Provided records
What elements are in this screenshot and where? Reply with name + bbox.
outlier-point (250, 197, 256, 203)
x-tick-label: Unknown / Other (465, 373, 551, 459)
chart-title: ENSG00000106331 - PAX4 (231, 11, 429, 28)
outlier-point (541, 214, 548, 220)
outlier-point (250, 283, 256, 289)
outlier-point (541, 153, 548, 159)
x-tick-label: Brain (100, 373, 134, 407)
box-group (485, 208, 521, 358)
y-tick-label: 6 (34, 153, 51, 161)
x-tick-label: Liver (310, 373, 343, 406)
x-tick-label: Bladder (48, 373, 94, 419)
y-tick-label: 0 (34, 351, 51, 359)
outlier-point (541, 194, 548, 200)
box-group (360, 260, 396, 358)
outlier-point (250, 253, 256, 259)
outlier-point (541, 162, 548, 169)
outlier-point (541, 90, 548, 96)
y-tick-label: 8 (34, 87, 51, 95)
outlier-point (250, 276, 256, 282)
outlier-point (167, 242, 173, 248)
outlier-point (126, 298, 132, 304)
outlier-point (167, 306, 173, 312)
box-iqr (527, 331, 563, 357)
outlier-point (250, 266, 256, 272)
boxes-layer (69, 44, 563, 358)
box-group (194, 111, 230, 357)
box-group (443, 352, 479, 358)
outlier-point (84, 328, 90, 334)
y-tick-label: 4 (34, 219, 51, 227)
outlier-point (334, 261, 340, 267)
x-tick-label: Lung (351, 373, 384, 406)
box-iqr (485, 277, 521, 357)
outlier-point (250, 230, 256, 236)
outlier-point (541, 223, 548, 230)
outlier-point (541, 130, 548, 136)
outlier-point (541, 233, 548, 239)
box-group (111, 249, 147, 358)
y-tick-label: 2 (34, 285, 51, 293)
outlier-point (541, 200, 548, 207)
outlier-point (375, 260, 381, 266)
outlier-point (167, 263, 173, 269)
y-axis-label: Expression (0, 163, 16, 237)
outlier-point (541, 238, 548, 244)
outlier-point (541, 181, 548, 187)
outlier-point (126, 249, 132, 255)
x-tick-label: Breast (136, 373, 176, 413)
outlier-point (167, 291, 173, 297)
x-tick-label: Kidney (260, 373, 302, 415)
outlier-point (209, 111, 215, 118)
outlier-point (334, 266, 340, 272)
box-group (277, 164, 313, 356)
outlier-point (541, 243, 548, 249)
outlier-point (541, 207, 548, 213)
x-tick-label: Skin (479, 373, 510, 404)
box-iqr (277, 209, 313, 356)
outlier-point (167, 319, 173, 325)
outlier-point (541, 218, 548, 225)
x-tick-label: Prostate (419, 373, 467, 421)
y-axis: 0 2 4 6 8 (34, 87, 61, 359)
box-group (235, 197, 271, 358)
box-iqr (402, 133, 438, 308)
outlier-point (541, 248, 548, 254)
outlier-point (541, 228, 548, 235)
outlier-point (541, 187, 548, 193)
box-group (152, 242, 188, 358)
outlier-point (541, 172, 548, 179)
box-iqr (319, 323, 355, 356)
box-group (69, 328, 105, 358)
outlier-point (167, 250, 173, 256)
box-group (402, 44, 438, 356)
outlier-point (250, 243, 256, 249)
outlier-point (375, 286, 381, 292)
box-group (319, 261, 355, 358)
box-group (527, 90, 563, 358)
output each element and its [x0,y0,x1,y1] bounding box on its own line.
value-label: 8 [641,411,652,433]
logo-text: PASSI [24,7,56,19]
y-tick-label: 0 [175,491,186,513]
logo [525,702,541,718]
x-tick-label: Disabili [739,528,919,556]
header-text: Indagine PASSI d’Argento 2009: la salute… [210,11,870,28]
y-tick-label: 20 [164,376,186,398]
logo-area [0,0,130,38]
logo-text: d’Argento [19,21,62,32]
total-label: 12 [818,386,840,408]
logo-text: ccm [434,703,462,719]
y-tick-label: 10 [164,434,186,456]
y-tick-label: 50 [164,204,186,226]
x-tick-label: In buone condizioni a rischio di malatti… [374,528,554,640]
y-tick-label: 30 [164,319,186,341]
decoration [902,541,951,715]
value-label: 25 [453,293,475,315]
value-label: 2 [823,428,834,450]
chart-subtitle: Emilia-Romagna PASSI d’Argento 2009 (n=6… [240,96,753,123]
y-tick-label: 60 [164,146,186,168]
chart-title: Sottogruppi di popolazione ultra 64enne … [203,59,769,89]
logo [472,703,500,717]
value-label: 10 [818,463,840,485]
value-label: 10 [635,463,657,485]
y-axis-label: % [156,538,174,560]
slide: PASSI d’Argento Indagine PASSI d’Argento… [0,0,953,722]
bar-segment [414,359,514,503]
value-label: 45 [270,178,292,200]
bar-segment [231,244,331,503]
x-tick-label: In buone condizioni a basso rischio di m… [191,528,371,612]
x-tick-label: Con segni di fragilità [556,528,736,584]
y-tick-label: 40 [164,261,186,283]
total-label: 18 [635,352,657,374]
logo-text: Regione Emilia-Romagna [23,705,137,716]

Stated task
In the data from its start through the line containing "y-tick-label: 4 (34, 219, 51, 227)", swap every "box-group" for "box-cluster" and give those lines again with nothing else changed.

The answer
What elements are in this screenshot and where? Reply with name + bbox.
outlier-point (250, 197, 256, 203)
x-tick-label: Unknown / Other (465, 373, 551, 459)
chart-title: ENSG00000106331 - PAX4 (231, 11, 429, 28)
outlier-point (541, 214, 548, 220)
outlier-point (250, 283, 256, 289)
outlier-point (541, 153, 548, 159)
x-tick-label: Brain (100, 373, 134, 407)
box-cluster (485, 208, 521, 358)
y-tick-label: 6 (34, 153, 51, 161)
x-tick-label: Liver (310, 373, 343, 406)
x-tick-label: Bladder (48, 373, 94, 419)
y-tick-label: 0 (34, 351, 51, 359)
outlier-point (541, 194, 548, 200)
box-cluster (360, 260, 396, 358)
outlier-point (250, 253, 256, 259)
outlier-point (541, 162, 548, 169)
outlier-point (541, 90, 548, 96)
y-tick-label: 8 (34, 87, 51, 95)
outlier-point (250, 276, 256, 282)
outlier-point (167, 242, 173, 248)
outlier-point (126, 298, 132, 304)
outlier-point (167, 306, 173, 312)
box-iqr (527, 331, 563, 357)
outlier-point (250, 266, 256, 272)
boxes-layer (69, 44, 563, 358)
box-cluster (194, 111, 230, 357)
box-cluster (443, 352, 479, 358)
outlier-point (84, 328, 90, 334)
y-tick-label: 4 (34, 219, 51, 227)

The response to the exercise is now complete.